> Listed records
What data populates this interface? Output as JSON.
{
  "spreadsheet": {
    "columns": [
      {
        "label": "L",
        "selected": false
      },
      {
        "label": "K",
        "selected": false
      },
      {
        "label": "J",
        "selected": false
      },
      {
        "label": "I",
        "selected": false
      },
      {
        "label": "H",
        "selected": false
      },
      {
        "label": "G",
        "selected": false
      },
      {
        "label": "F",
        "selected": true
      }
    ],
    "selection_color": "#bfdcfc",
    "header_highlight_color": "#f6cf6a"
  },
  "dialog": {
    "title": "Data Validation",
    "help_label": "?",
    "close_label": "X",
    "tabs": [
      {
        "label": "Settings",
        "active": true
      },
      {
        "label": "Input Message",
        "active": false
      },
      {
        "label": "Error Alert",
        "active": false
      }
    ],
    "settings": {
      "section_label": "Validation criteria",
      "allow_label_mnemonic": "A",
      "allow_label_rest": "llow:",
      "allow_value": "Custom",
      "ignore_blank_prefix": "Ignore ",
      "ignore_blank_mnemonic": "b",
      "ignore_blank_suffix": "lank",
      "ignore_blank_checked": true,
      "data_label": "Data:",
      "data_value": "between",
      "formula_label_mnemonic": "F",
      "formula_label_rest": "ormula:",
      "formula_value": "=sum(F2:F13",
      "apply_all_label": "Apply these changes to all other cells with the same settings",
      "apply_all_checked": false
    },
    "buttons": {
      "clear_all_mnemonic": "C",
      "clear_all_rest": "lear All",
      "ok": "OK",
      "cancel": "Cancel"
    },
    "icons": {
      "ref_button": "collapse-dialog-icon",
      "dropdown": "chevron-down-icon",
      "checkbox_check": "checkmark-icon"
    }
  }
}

> Assignment
Recopy the records without any alteration.

> Response to the exercise
What data populates this interface? Output as JSON.
{
  "spreadsheet": {
    "columns": [
      {
        "label": "L",
        "selected": false
      },
      {
        "label": "K",
        "selected": false
      },
      {
        "label": "J",
        "selected": false
      },
      {
        "label": "I",
        "selected": false
      },
      {
        "label": "H",
        "selected": false
      },
      {
        "label": "G",
        "selected": false
      },
      {
        "label": "F",
        "selected": true
      }
    ],
    "selection_color": "#bfdcfc",
    "header_highlight_color": "#f6cf6a"
  },
  "dialog": {
    "title": "Data Validation",
    "help_label": "?",
    "close_label": "X",
    "tabs": [
      {
        "label": "Settings",
        "active": true
      },
      {
        "label": "Input Message",
        "active": false
      },
      {
        "label": "Error Alert",
        "active": false
      }
    ],
    "settings": {
      "section_label": "Validation criteria",
      "allow_label_mnemonic": "A",
      "allow_label_rest": "llow:",
      "allow_value": "Custom",
      "ignore_blank_prefix": "Ignore ",
      "ignore_blank_mnemonic": "b",
      "ignore_blank_suffix": "lank",
      "ignore_blank_checked": true,
      "data_label": "Data:",
      "data_value": "between",
      "formula_label_mnemonic": "F",
      "formula_label_rest": "ormula:",
      "formula_value": "=sum(F2:F13",
      "apply_all_label": "Apply these changes to all other cells with the same settings",
      "apply_all_checked": false
    },
    "buttons": {
      "clear_all_mnemonic": "C",
      "clear_all_rest": "lear All",
      "ok": "OK",
      "cancel": "Cancel"
    },
    "icons": {
      "ref_button": "collapse-dialog-icon",
      "dropdown": "chevron-down-icon",
      "checkbox_check": "checkmark-icon"
    }
  }
}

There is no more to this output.